Stored data entries:
⁂
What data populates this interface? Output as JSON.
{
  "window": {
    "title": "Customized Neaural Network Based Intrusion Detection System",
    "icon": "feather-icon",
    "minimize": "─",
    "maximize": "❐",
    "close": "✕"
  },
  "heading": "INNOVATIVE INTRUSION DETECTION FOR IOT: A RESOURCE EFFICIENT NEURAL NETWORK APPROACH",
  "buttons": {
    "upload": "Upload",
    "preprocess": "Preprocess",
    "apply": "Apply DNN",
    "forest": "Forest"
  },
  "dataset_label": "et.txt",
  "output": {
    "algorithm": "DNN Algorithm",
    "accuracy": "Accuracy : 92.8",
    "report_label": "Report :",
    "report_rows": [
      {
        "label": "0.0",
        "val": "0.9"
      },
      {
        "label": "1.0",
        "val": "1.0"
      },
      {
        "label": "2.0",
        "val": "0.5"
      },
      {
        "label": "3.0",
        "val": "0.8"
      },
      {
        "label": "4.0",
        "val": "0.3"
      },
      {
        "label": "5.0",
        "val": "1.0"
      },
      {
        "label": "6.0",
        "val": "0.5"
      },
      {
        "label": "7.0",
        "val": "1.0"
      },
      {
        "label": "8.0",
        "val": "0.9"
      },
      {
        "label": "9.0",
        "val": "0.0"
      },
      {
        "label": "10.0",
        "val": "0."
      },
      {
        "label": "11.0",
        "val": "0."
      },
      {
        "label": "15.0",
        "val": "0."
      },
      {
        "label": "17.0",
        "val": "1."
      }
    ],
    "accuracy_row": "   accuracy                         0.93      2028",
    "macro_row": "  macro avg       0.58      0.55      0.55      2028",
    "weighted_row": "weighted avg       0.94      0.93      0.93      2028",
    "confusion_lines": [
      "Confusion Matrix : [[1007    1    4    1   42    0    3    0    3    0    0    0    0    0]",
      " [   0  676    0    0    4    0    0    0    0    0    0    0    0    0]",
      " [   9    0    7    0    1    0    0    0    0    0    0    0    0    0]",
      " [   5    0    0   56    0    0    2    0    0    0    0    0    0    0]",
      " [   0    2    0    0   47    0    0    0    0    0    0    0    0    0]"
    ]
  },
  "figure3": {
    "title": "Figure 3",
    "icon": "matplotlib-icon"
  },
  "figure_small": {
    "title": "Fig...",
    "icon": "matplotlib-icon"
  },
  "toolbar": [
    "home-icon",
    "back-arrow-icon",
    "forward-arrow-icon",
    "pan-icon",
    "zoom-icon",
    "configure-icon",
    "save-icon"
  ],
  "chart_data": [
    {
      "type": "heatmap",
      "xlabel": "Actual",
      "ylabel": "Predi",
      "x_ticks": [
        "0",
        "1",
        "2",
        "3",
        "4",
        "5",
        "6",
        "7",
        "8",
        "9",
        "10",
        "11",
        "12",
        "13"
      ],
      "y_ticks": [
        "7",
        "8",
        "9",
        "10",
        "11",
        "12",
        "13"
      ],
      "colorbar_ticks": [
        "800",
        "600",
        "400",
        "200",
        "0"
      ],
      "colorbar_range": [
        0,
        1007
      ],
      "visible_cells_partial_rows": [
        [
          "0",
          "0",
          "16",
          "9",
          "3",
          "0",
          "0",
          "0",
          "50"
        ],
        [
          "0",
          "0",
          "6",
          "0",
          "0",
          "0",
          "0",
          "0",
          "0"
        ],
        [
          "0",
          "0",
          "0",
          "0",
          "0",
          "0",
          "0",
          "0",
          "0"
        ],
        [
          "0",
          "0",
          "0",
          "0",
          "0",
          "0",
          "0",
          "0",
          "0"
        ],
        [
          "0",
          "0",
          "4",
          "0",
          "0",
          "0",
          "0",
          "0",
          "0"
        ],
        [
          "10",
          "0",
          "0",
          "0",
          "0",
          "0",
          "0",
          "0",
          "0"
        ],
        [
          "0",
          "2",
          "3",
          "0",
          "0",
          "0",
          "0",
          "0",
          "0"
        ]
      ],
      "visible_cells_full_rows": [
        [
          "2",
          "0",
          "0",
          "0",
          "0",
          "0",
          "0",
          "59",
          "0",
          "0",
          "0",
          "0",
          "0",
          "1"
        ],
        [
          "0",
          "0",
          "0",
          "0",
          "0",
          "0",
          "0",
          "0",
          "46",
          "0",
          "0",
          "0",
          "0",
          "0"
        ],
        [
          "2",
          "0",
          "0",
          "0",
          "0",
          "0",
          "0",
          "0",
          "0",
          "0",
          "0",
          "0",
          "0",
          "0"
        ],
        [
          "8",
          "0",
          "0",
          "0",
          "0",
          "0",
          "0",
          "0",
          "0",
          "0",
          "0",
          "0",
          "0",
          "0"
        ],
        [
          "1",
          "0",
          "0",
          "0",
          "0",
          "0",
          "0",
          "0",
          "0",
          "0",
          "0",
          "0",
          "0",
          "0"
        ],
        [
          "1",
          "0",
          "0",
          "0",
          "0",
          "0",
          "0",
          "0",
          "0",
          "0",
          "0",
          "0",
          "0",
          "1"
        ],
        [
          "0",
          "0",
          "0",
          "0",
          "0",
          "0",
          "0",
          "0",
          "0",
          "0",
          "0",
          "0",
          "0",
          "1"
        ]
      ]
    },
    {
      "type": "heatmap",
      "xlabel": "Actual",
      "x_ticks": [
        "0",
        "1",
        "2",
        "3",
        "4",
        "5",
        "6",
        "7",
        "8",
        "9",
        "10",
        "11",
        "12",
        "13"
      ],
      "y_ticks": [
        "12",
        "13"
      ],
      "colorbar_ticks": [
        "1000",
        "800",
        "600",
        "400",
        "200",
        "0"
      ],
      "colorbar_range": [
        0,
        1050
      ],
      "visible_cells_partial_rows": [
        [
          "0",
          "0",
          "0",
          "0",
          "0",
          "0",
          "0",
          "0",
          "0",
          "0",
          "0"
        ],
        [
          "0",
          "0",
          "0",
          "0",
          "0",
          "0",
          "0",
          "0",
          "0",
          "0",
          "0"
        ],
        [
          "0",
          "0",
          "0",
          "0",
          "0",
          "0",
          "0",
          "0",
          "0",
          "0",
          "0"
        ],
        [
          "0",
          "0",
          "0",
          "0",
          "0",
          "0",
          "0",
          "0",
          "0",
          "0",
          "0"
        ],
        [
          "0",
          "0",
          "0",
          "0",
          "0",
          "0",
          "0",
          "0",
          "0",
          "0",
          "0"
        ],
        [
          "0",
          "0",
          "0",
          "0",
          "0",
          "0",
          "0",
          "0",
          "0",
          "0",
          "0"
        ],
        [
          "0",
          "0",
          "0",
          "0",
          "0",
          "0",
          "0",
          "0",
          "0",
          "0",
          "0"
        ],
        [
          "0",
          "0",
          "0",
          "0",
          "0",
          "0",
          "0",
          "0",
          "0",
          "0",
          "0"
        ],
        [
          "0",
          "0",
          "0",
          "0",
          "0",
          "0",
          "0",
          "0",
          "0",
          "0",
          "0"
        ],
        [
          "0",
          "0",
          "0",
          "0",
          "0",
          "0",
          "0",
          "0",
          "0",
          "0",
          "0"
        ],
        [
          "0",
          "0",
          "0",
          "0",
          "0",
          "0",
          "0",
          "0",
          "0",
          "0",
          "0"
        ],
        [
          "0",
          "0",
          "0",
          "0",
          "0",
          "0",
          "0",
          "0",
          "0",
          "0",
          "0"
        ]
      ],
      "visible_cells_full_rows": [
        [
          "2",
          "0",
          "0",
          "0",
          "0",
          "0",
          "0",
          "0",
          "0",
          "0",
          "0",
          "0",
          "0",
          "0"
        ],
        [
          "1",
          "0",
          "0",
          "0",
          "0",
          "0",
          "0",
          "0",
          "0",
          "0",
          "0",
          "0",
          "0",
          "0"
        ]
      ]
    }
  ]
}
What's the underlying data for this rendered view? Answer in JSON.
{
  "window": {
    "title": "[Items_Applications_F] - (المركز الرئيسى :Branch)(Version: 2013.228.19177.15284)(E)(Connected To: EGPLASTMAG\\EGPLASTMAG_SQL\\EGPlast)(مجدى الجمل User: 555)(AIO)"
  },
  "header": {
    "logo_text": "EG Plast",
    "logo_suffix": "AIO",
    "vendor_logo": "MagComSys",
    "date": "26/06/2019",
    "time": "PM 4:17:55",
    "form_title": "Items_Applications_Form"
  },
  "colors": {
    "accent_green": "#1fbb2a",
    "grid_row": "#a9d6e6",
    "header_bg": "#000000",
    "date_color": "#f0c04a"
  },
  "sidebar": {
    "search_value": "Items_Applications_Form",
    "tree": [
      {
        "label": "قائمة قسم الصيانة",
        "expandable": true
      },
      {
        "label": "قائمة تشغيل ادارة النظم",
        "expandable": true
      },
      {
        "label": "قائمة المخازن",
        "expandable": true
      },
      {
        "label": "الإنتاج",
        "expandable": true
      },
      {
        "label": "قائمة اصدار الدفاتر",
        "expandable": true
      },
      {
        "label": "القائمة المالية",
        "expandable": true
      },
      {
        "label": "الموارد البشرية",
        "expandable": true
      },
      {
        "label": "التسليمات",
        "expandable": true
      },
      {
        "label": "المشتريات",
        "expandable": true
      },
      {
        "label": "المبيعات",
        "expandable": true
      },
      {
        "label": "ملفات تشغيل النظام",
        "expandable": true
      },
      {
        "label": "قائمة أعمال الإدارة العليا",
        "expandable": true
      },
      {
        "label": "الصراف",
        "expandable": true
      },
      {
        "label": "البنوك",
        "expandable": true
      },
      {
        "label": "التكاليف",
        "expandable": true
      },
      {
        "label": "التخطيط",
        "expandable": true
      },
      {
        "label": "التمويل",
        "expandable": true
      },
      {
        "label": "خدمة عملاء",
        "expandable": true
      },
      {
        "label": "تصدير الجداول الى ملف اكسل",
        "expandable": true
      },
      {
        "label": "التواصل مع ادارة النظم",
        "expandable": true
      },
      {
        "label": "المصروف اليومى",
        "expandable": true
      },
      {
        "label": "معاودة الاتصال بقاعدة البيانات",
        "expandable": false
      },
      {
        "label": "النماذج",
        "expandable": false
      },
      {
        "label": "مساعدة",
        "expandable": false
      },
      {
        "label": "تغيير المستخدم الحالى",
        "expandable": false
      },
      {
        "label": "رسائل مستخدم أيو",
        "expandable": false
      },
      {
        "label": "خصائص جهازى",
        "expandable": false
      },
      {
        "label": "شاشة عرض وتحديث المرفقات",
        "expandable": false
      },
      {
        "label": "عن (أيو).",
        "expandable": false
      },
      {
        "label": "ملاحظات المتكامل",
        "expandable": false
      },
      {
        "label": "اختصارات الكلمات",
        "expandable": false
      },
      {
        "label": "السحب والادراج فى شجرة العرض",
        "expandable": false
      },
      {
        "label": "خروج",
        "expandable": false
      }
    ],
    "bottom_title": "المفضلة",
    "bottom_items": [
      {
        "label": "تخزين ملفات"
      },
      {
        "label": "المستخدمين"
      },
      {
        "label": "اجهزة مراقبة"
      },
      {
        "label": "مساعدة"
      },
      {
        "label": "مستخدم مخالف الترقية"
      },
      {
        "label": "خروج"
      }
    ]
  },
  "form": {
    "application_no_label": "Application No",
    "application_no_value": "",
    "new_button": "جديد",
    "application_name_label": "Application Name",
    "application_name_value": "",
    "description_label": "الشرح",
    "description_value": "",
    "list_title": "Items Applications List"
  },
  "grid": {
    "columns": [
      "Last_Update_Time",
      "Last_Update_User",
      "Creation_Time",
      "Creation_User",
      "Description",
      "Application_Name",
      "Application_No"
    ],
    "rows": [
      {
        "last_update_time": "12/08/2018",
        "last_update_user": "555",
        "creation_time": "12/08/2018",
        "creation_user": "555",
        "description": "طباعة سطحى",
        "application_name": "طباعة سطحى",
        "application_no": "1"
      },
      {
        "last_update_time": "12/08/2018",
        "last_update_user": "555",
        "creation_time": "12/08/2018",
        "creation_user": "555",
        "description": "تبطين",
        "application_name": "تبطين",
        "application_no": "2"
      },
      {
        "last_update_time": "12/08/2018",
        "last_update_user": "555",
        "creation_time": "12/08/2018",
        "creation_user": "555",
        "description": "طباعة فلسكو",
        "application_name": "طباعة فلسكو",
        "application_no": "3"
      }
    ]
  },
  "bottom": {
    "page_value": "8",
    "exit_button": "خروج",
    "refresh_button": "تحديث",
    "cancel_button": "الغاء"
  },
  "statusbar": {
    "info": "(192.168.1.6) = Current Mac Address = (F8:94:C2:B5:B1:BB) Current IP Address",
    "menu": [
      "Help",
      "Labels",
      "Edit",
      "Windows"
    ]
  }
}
⁂
# To do
Extract each line holding the string "icon".

# The answer
    "icon": "feather-icon",
    "icon": "matplotlib-icon"
    "icon": "matplotlib-icon"
    "home-icon",
    "back-arrow-icon",
    "forward-arrow-icon",
    "pan-icon",
    "zoom-icon",
    "configure-icon",
    "save-icon"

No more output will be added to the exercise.